_Data for this exercise_:
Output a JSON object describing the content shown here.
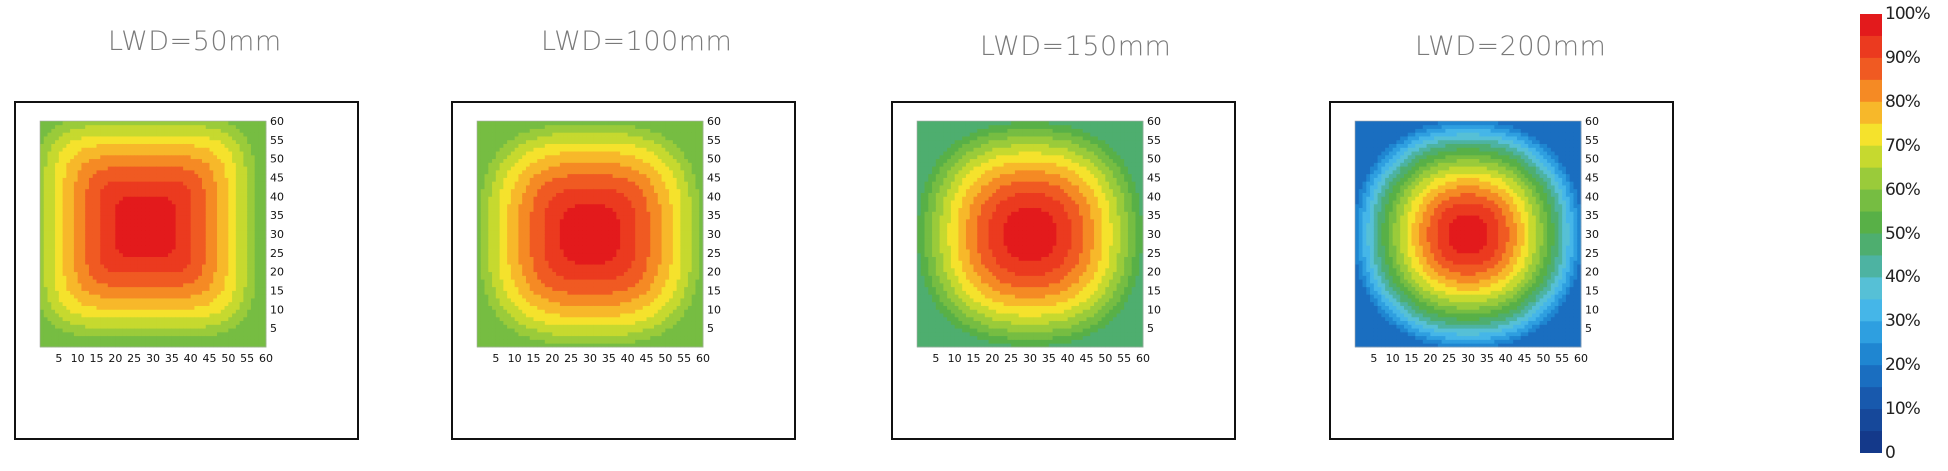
{
  "chart_data": [
    {
      "type": "heatmap",
      "title": "LWD=50mm",
      "subtitle": "",
      "x_ticks": [
        5,
        10,
        15,
        20,
        25,
        30,
        35,
        40,
        45,
        50,
        55,
        60
      ],
      "y_ticks": [
        5,
        10,
        15,
        20,
        25,
        30,
        35,
        40,
        45,
        50,
        55,
        60
      ],
      "xlim": [
        0,
        60
      ],
      "ylim": [
        0,
        60
      ],
      "center": [
        28,
        32
      ],
      "peak_percent": 100,
      "min_percent": 55,
      "shape_exponent": 5
    },
    {
      "type": "heatmap",
      "title": "LWD=100mm",
      "subtitle": "",
      "x_ticks": [
        5,
        10,
        15,
        20,
        25,
        30,
        35,
        40,
        45,
        50,
        55,
        60
      ],
      "y_ticks": [
        5,
        10,
        15,
        20,
        25,
        30,
        35,
        40,
        45,
        50,
        55,
        60
      ],
      "xlim": [
        0,
        60
      ],
      "ylim": [
        0,
        60
      ],
      "center": [
        30,
        30
      ],
      "peak_percent": 100,
      "min_percent": 55,
      "shape_exponent": 3
    },
    {
      "type": "heatmap",
      "title": "LWD=150mm",
      "subtitle": "",
      "x_ticks": [
        5,
        10,
        15,
        20,
        25,
        30,
        35,
        40,
        45,
        50,
        55,
        60
      ],
      "y_ticks": [
        5,
        10,
        15,
        20,
        25,
        30,
        35,
        40,
        45,
        50,
        55,
        60
      ],
      "xlim": [
        0,
        60
      ],
      "ylim": [
        0,
        60
      ],
      "center": [
        30,
        30
      ],
      "peak_percent": 100,
      "min_percent": 45,
      "shape_exponent": 2.4
    },
    {
      "type": "heatmap",
      "title": "LWD=200mm",
      "subtitle": "",
      "x_ticks": [
        5,
        10,
        15,
        20,
        25,
        30,
        35,
        40,
        45,
        50,
        55,
        60
      ],
      "y_ticks": [
        5,
        10,
        15,
        20,
        25,
        30,
        35,
        40,
        45,
        50,
        55,
        60
      ],
      "xlim": [
        0,
        60
      ],
      "ylim": [
        0,
        60
      ],
      "center": [
        30,
        30
      ],
      "peak_percent": 100,
      "min_percent": 15,
      "shape_exponent": 2.2
    }
  ],
  "colorbar": {
    "labels": [
      "100%",
      "90%",
      "80%",
      "70%",
      "60%",
      "50%",
      "40%",
      "30%",
      "20%",
      "10%",
      "0"
    ],
    "levels": [
      {
        "from": 95,
        "color": "#e31a1c"
      },
      {
        "from": 90,
        "color": "#eb3a1f"
      },
      {
        "from": 85,
        "color": "#f05a22"
      },
      {
        "from": 80,
        "color": "#f58a24"
      },
      {
        "from": 75,
        "color": "#f7b82a"
      },
      {
        "from": 70,
        "color": "#f5e22c"
      },
      {
        "from": 65,
        "color": "#c6d92f"
      },
      {
        "from": 60,
        "color": "#9acb3a"
      },
      {
        "from": 55,
        "color": "#76bd42"
      },
      {
        "from": 50,
        "color": "#58b047"
      },
      {
        "from": 45,
        "color": "#4eae6f"
      },
      {
        "from": 40,
        "color": "#4db3a2"
      },
      {
        "from": 35,
        "color": "#56c0d6"
      },
      {
        "from": 30,
        "color": "#45b6e8"
      },
      {
        "from": 25,
        "color": "#2e9fe0"
      },
      {
        "from": 20,
        "color": "#1f86d1"
      },
      {
        "from": 15,
        "color": "#1a6ec0"
      },
      {
        "from": 10,
        "color": "#1859ad"
      },
      {
        "from": 5,
        "color": "#16489a"
      },
      {
        "from": 0,
        "color": "#14398a"
      }
    ]
  }
}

_Written problem_: Extract all the entries word for word; omit any pictures.

_Exercise solution_:
Output a JSON object describing the content shown here.
{
  "chart_data": [
    {
      "type": "heatmap",
      "title": "LWD=50mm",
      "subtitle": "",
      "x_ticks": [
        5,
        10,
        15,
        20,
        25,
        30,
        35,
        40,
        45,
        50,
        55,
        60
      ],
      "y_ticks": [
        5,
        10,
        15,
        20,
        25,
        30,
        35,
        40,
        45,
        50,
        55,
        60
      ],
      "xlim": [
        0,
        60
      ],
      "ylim": [
        0,
        60
      ],
      "center": [
        28,
        32
      ],
      "peak_percent": 100,
      "min_percent": 55,
      "shape_exponent": 5
    },
    {
      "type": "heatmap",
      "title": "LWD=100mm",
      "subtitle": "",
      "x_ticks": [
        5,
        10,
        15,
        20,
        25,
        30,
        35,
        40,
        45,
        50,
        55,
        60
      ],
      "y_ticks": [
        5,
        10,
        15,
        20,
        25,
        30,
        35,
        40,
        45,
        50,
        55,
        60
      ],
      "xlim": [
        0,
        60
      ],
      "ylim": [
        0,
        60
      ],
      "center": [
        30,
        30
      ],
      "peak_percent": 100,
      "min_percent": 55,
      "shape_exponent": 3
    },
    {
      "type": "heatmap",
      "title": "LWD=150mm",
      "subtitle": "",
      "x_ticks": [
        5,
        10,
        15,
        20,
        25,
        30,
        35,
        40,
        45,
        50,
        55,
        60
      ],
      "y_ticks": [
        5,
        10,
        15,
        20,
        25,
        30,
        35,
        40,
        45,
        50,
        55,
        60
      ],
      "xlim": [
        0,
        60
      ],
      "ylim": [
        0,
        60
      ],
      "center": [
        30,
        30
      ],
      "peak_percent": 100,
      "min_percent": 45,
      "shape_exponent": 2.4
    },
    {
      "type": "heatmap",
      "title": "LWD=200mm",
      "subtitle": "",
      "x_ticks": [
        5,
        10,
        15,
        20,
        25,
        30,
        35,
        40,
        45,
        50,
        55,
        60
      ],
      "y_ticks": [
        5,
        10,
        15,
        20,
        25,
        30,
        35,
        40,
        45,
        50,
        55,
        60
      ],
      "xlim": [
        0,
        60
      ],
      "ylim": [
        0,
        60
      ],
      "center": [
        30,
        30
      ],
      "peak_percent": 100,
      "min_percent": 15,
      "shape_exponent": 2.2
    }
  ],
  "colorbar": {
    "labels": [
      "100%",
      "90%",
      "80%",
      "70%",
      "60%",
      "50%",
      "40%",
      "30%",
      "20%",
      "10%",
      "0"
    ],
    "levels": [
      {
        "from": 95,
        "color": "#e31a1c"
      },
      {
        "from": 90,
        "color": "#eb3a1f"
      },
      {
        "from": 85,
        "color": "#f05a22"
      },
      {
        "from": 80,
        "color": "#f58a24"
      },
      {
        "from": 75,
        "color": "#f7b82a"
      },
      {
        "from": 70,
        "color": "#f5e22c"
      },
      {
        "from": 65,
        "color": "#c6d92f"
      },
      {
        "from": 60,
        "color": "#9acb3a"
      },
      {
        "from": 55,
        "color": "#76bd42"
      },
      {
        "from": 50,
        "color": "#58b047"
      },
      {
        "from": 45,
        "color": "#4eae6f"
      },
      {
        "from": 40,
        "color": "#4db3a2"
      },
      {
        "from": 35,
        "color": "#56c0d6"
      },
      {
        "from": 30,
        "color": "#45b6e8"
      },
      {
        "from": 25,
        "color": "#2e9fe0"
      },
      {
        "from": 20,
        "color": "#1f86d1"
      },
      {
        "from": 15,
        "color": "#1a6ec0"
      },
      {
        "from": 10,
        "color": "#1859ad"
      },
      {
        "from": 5,
        "color": "#16489a"
      },
      {
        "from": 0,
        "color": "#14398a"
      }
    ]
  }
}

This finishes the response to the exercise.